The exercise
Repeat the data that follows, word for word, without the images.

Data
§
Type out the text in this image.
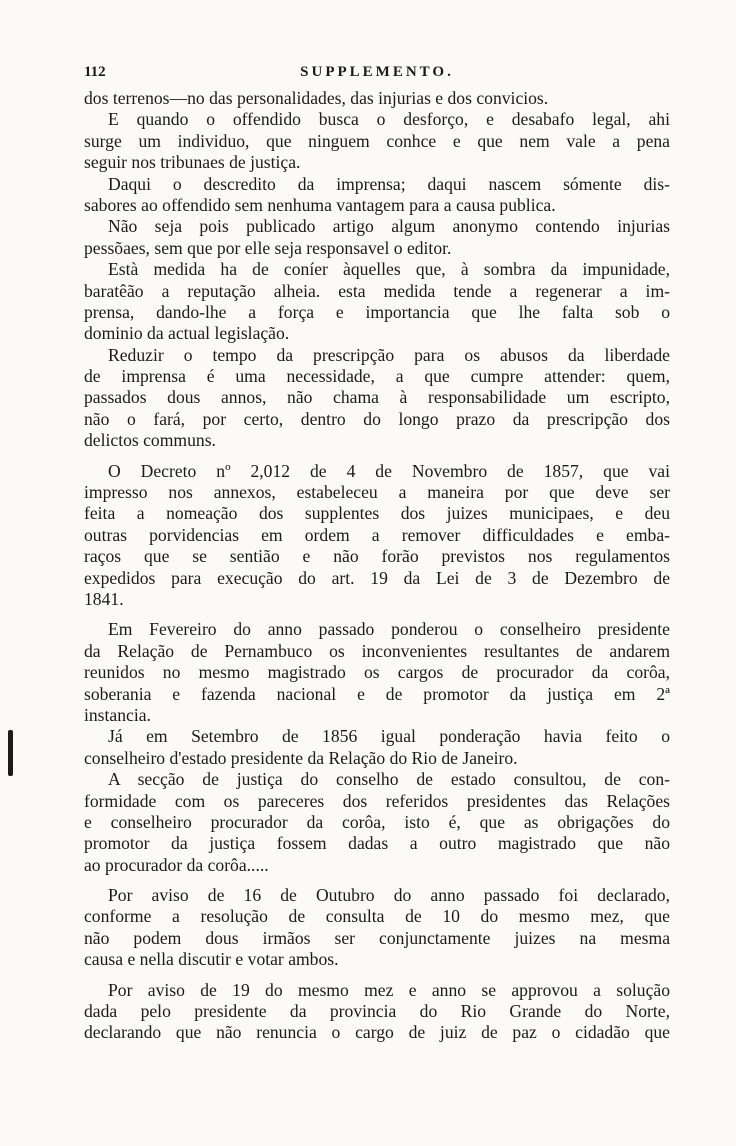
112	SUPPLEMENTO.
dos terrenos—no das personalidades, das injurias e dos convicios.
E quando o offendido busca o desforço, e desabafo legal, ahi
surge um individuo, que ninguem conhce e que nem vale a pena
seguir nos tribunaes de justiça.
Daqui o descredito da imprensa; daqui nascem sómente dis-
sabores ao offendido sem nenhuma vantagem para a causa publica.
Não seja pois publicado artigo algum anonymo contendo injurias
pessõaes, sem que por elle seja responsavel o editor.
Està medida ha de coníer àquelles que, à sombra da impunidade,
baratêão a reputação alheia. esta medida tende a regenerar a im-
prensa, dando-lhe a força e importancia que lhe falta sob o
dominio da actual legislação.
Reduzir o tempo da prescripção para os abusos da liberdade
de imprensa é uma necessidade, a que cumpre attender: quem,
passados dous annos, não chama à responsabilidade um escripto,
não o fará, por certo, dentro do longo prazo da prescripção dos
delictos communs.
O Decreto nº 2,012 de 4 de Novembro de 1857, que vai
impresso nos annexos, estabeleceu a maneira por que deve ser
feita a nomeação dos supplentes dos juizes municipaes, e deu
outras porvidencias em ordem a remover difficuldades e emba-
raços que se sentião e não forão previstos nos regulamentos
expedidos para execução do art. 19 da Lei de 3 de Dezembro de
1841.
Em Fevereiro do anno passado ponderou o conselheiro presidente
da Relação de Pernambuco os inconvenientes resultantes de andarem
reunidos no mesmo magistrado os cargos de procurador da corôa,
soberania e fazenda nacional e de promotor da justiça em 2ª
instancia.
Já em Setembro de 1856 igual ponderação havia feito o
conselheiro d'estado presidente da Relação do Rio de Janeiro.
A secção de justiça do conselho de estado consultou, de con-
formidade com os pareceres dos referidos presidentes das Relações
e conselheiro procurador da corôa, isto é, que as obrigações do
promotor da justiça fossem dadas a outro magistrado que não
ao procurador da corôa.....
Por aviso de 16 de Outubro do anno passado foi declarado,
conforme a resolução de consulta de 10 do mesmo mez, que
não podem dous irmãos ser conjunctamente juizes na mesma
causa e nella discutir e votar ambos.
Por aviso de 19 do mesmo mez e anno se approvou a solução
dada pelo presidente da provincia do Rio Grande do Norte,
declarando que não renuncia o cargo de juiz de paz o cidadão que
§
Exercise result
Type out the text in this image.
112	SUPPLEMENTO.
dos terrenos—no das personalidades, das injurias e dos convicios.
E quando o offendido busca o desforço, e desabafo legal, ahi
surge um individuo, que ninguem conhce e que nem vale a pena
seguir nos tribunaes de justiça.
Daqui o descredito da imprensa; daqui nascem sómente dis-
sabores ao offendido sem nenhuma vantagem para a causa publica.
Não seja pois publicado artigo algum anonymo contendo injurias
pessõaes, sem que por elle seja responsavel o editor.
Està medida ha de coníer àquelles que, à sombra da impunidade,
baratêão a reputação alheia. esta medida tende a regenerar a im-
prensa, dando-lhe a força e importancia que lhe falta sob o
dominio da actual legislação.
Reduzir o tempo da prescripção para os abusos da liberdade
de imprensa é uma necessidade, a que cumpre attender: quem,
passados dous annos, não chama à responsabilidade um escripto,
não o fará, por certo, dentro do longo prazo da prescripção dos
delictos communs.
O Decreto nº 2,012 de 4 de Novembro de 1857, que vai
impresso nos annexos, estabeleceu a maneira por que deve ser
feita a nomeação dos supplentes dos juizes municipaes, e deu
outras porvidencias em ordem a remover difficuldades e emba-
raços que se sentião e não forão previstos nos regulamentos
expedidos para execução do art. 19 da Lei de 3 de Dezembro de
1841.
Em Fevereiro do anno passado ponderou o conselheiro presidente
da Relação de Pernambuco os inconvenientes resultantes de andarem
reunidos no mesmo magistrado os cargos de procurador da corôa,
soberania e fazenda nacional e de promotor da justiça em 2ª
instancia.
Já em Setembro de 1856 igual ponderação havia feito o
conselheiro d'estado presidente da Relação do Rio de Janeiro.
A secção de justiça do conselho de estado consultou, de con-
formidade com os pareceres dos referidos presidentes das Relações
e conselheiro procurador da corôa, isto é, que as obrigações do
promotor da justiça fossem dadas a outro magistrado que não
ao procurador da corôa.....
Por aviso de 16 de Outubro do anno passado foi declarado,
conforme a resolução de consulta de 10 do mesmo mez, que
não podem dous irmãos ser conjunctamente juizes na mesma
causa e nella discutir e votar ambos.
Por aviso de 19 do mesmo mez e anno se approvou a solução
dada pelo presidente da provincia do Rio Grande do Norte,
declarando que não renuncia o cargo de juiz de paz o cidadão que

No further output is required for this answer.